» Given task
Rewrite the lines below, changing every "legend-swatch" to "legend-marker" and leaving everything else unchanged.

--------------------------------------------------

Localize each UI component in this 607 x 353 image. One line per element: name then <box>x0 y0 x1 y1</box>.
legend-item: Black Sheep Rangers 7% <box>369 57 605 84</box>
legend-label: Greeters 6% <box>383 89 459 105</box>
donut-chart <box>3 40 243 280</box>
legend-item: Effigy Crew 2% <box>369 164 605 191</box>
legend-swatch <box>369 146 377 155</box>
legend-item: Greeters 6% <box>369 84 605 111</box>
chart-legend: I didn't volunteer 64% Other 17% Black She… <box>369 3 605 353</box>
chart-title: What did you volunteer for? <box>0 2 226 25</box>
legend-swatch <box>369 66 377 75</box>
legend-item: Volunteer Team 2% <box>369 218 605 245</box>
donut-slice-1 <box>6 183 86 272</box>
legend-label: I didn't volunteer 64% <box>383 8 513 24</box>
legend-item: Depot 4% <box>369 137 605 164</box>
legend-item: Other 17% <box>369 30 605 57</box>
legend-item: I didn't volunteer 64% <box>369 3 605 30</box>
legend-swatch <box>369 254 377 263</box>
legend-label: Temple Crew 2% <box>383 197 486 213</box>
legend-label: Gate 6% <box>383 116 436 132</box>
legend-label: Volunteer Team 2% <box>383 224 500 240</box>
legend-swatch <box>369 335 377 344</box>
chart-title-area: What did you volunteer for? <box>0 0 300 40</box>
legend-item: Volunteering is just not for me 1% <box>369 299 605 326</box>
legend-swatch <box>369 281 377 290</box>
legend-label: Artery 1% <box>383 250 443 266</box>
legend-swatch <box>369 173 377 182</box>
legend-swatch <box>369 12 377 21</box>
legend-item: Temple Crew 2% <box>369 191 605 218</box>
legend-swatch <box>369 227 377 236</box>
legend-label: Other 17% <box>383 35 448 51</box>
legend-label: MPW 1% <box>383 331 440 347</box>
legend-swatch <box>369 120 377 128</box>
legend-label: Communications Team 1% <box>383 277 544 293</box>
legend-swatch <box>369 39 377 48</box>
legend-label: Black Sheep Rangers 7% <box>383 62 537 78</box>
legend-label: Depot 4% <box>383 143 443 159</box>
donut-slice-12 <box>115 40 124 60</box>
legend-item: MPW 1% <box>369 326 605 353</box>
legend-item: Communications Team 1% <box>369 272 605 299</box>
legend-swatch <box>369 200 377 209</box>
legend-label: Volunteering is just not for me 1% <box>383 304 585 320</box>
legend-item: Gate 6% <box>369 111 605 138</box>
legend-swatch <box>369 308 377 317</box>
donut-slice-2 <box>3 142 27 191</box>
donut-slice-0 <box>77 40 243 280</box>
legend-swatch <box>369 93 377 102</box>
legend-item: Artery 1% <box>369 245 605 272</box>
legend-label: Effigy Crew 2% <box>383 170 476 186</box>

--------------------------------------------------

» Complete answer
Localize each UI component in this 607 x 353 image. One line per element: name then <box>x0 y0 x1 y1</box>.
legend-item: Black Sheep Rangers 7% <box>369 57 605 84</box>
legend-label: Greeters 6% <box>383 89 459 105</box>
donut-chart <box>3 40 243 280</box>
legend-item: Effigy Crew 2% <box>369 164 605 191</box>
legend-marker <box>369 146 377 155</box>
legend-item: Greeters 6% <box>369 84 605 111</box>
chart-legend: I didn't volunteer 64% Other 17% Black She… <box>369 3 605 353</box>
chart-title: What did you volunteer for? <box>0 2 226 25</box>
legend-marker <box>369 66 377 75</box>
legend-item: Volunteer Team 2% <box>369 218 605 245</box>
donut-slice-1 <box>6 183 86 272</box>
legend-label: I didn't volunteer 64% <box>383 8 513 24</box>
legend-item: Depot 4% <box>369 137 605 164</box>
legend-item: Other 17% <box>369 30 605 57</box>
legend-item: I didn't volunteer 64% <box>369 3 605 30</box>
legend-marker <box>369 254 377 263</box>
legend-label: Temple Crew 2% <box>383 197 486 213</box>
legend-label: Gate 6% <box>383 116 436 132</box>
legend-label: Volunteer Team 2% <box>383 224 500 240</box>
legend-marker <box>369 335 377 344</box>
chart-title-area: What did you volunteer for? <box>0 0 300 40</box>
legend-item: Volunteering is just not for me 1% <box>369 299 605 326</box>
legend-marker <box>369 281 377 290</box>
legend-label: Artery 1% <box>383 250 443 266</box>
legend-marker <box>369 173 377 182</box>
legend-marker <box>369 12 377 21</box>
legend-item: Temple Crew 2% <box>369 191 605 218</box>
legend-marker <box>369 227 377 236</box>
legend-label: Other 17% <box>383 35 448 51</box>
legend-label: MPW 1% <box>383 331 440 347</box>
legend-marker <box>369 120 377 128</box>
legend-label: Communications Team 1% <box>383 277 544 293</box>
legend-marker <box>369 39 377 48</box>
legend-label: Black Sheep Rangers 7% <box>383 62 537 78</box>
legend-label: Depot 4% <box>383 143 443 159</box>
donut-slice-12 <box>115 40 124 60</box>
legend-item: MPW 1% <box>369 326 605 353</box>
legend-item: Communications Team 1% <box>369 272 605 299</box>
legend-marker <box>369 200 377 209</box>
legend-label: Volunteering is just not for me 1% <box>383 304 585 320</box>
legend-item: Gate 6% <box>369 111 605 138</box>
legend-marker <box>369 308 377 317</box>
donut-slice-2 <box>3 142 27 191</box>
donut-slice-0 <box>77 40 243 280</box>
legend-marker <box>369 93 377 102</box>
legend-item: Artery 1% <box>369 245 605 272</box>
legend-label: Effigy Crew 2% <box>383 170 476 186</box>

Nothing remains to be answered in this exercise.